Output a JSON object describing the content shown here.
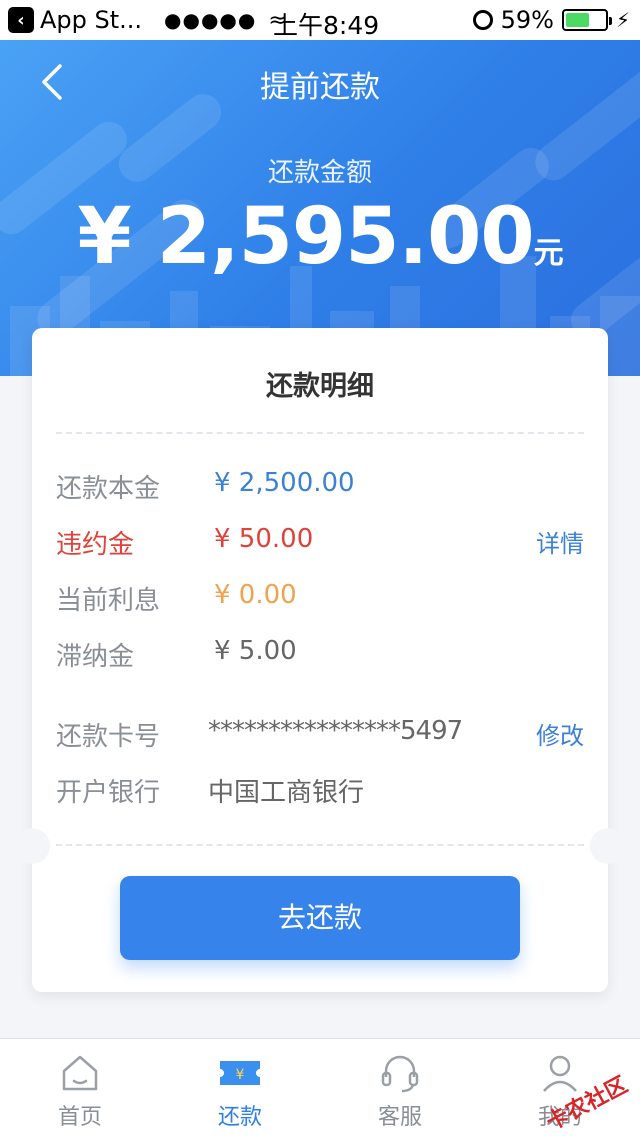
{
  "status_bar": {
    "back_app": "App St...",
    "time": "上午8:49",
    "battery": "59%"
  },
  "header": {
    "title": "提前还款",
    "amount_label": "还款金额",
    "amount": "¥ 2,595.00",
    "amount_unit": "元"
  },
  "card": {
    "title": "还款明细",
    "rows": [
      {
        "label": "还款本金",
        "value": "¥ 2,500.00",
        "label_color": "#8a8f96",
        "value_color": "#3b82d6"
      },
      {
        "label": "违约金",
        "value": "¥ 50.00",
        "link": "详情",
        "label_color": "#e0423a",
        "value_color": "#e0423a"
      },
      {
        "label": "当前利息",
        "value": "¥ 0.00",
        "label_color": "#8a8f96",
        "value_color": "#f0a24f"
      },
      {
        "label": "滞纳金",
        "value": "¥ 5.00",
        "label_color": "#8a8f96",
        "value_color": "#666666"
      }
    ],
    "card_no_label": "还款卡号",
    "card_no_value": "****************5497",
    "card_no_link": "修改",
    "bank_label": "开户银行",
    "bank_value": "中国工商银行",
    "button": "去还款"
  },
  "tabs": [
    {
      "label": "首页",
      "icon": "home-icon",
      "active": false
    },
    {
      "label": "还款",
      "icon": "ticket-icon",
      "active": true
    },
    {
      "label": "客服",
      "icon": "headset-icon",
      "active": false
    },
    {
      "label": "我的",
      "icon": "user-icon",
      "active": false
    }
  ],
  "watermark": "卡农社区"
}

Task brief: Return each line from the material above exactly, but not the pictures.

Exercise solution:
Output a JSON object describing the content shown here.
{
  "status_bar": {
    "back_app": "App St...",
    "time": "上午8:49",
    "battery": "59%"
  },
  "header": {
    "title": "提前还款",
    "amount_label": "还款金额",
    "amount": "¥ 2,595.00",
    "amount_unit": "元"
  },
  "card": {
    "title": "还款明细",
    "rows": [
      {
        "label": "还款本金",
        "value": "¥ 2,500.00",
        "label_color": "#8a8f96",
        "value_color": "#3b82d6"
      },
      {
        "label": "违约金",
        "value": "¥ 50.00",
        "link": "详情",
        "label_color": "#e0423a",
        "value_color": "#e0423a"
      },
      {
        "label": "当前利息",
        "value": "¥ 0.00",
        "label_color": "#8a8f96",
        "value_color": "#f0a24f"
      },
      {
        "label": "滞纳金",
        "value": "¥ 5.00",
        "label_color": "#8a8f96",
        "value_color": "#666666"
      }
    ],
    "card_no_label": "还款卡号",
    "card_no_value": "****************5497",
    "card_no_link": "修改",
    "bank_label": "开户银行",
    "bank_value": "中国工商银行",
    "button": "去还款"
  },
  "tabs": [
    {
      "label": "首页",
      "icon": "home-icon",
      "active": false
    },
    {
      "label": "还款",
      "icon": "ticket-icon",
      "active": true
    },
    {
      "label": "客服",
      "icon": "headset-icon",
      "active": false
    },
    {
      "label": "我的",
      "icon": "user-icon",
      "active": false
    }
  ],
  "watermark": "卡农社区"
}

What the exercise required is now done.